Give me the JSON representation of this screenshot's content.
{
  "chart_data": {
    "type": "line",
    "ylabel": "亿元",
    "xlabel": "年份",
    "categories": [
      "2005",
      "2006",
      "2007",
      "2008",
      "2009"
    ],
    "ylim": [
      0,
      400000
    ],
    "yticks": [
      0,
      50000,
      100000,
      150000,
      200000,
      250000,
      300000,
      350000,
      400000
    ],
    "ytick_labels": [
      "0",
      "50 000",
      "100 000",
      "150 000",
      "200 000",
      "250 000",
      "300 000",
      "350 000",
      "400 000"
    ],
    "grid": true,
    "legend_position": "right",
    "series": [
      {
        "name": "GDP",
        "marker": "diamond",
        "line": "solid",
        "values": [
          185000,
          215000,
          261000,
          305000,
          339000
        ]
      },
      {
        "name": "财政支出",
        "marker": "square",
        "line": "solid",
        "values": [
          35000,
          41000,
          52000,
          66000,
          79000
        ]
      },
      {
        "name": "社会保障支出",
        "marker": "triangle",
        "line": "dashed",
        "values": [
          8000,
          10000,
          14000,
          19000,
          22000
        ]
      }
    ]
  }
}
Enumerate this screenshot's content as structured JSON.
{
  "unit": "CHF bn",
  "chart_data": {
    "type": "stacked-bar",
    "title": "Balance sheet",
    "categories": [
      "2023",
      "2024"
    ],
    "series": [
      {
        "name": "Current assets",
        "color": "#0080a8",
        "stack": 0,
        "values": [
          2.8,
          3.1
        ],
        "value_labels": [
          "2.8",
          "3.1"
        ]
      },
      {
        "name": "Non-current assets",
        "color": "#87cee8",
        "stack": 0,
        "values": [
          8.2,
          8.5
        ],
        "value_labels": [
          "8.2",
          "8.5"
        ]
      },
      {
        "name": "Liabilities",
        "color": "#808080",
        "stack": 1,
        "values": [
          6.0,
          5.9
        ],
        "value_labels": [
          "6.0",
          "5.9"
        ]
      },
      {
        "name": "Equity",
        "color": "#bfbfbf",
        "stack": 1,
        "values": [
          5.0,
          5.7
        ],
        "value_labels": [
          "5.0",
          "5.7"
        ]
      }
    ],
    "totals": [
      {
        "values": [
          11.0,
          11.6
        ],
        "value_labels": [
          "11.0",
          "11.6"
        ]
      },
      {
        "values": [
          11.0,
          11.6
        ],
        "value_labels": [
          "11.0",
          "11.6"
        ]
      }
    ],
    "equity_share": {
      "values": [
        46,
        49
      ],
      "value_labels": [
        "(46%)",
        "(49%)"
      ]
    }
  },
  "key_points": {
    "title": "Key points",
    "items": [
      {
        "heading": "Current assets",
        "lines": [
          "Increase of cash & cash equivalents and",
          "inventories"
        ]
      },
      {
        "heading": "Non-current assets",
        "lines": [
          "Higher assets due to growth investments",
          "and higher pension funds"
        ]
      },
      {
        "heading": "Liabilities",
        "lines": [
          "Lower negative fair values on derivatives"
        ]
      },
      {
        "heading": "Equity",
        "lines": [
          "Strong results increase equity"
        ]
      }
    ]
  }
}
________________________
Task:
Lines of the listing that contain the word "this" are to be counted; report only their number.

Written solution:
2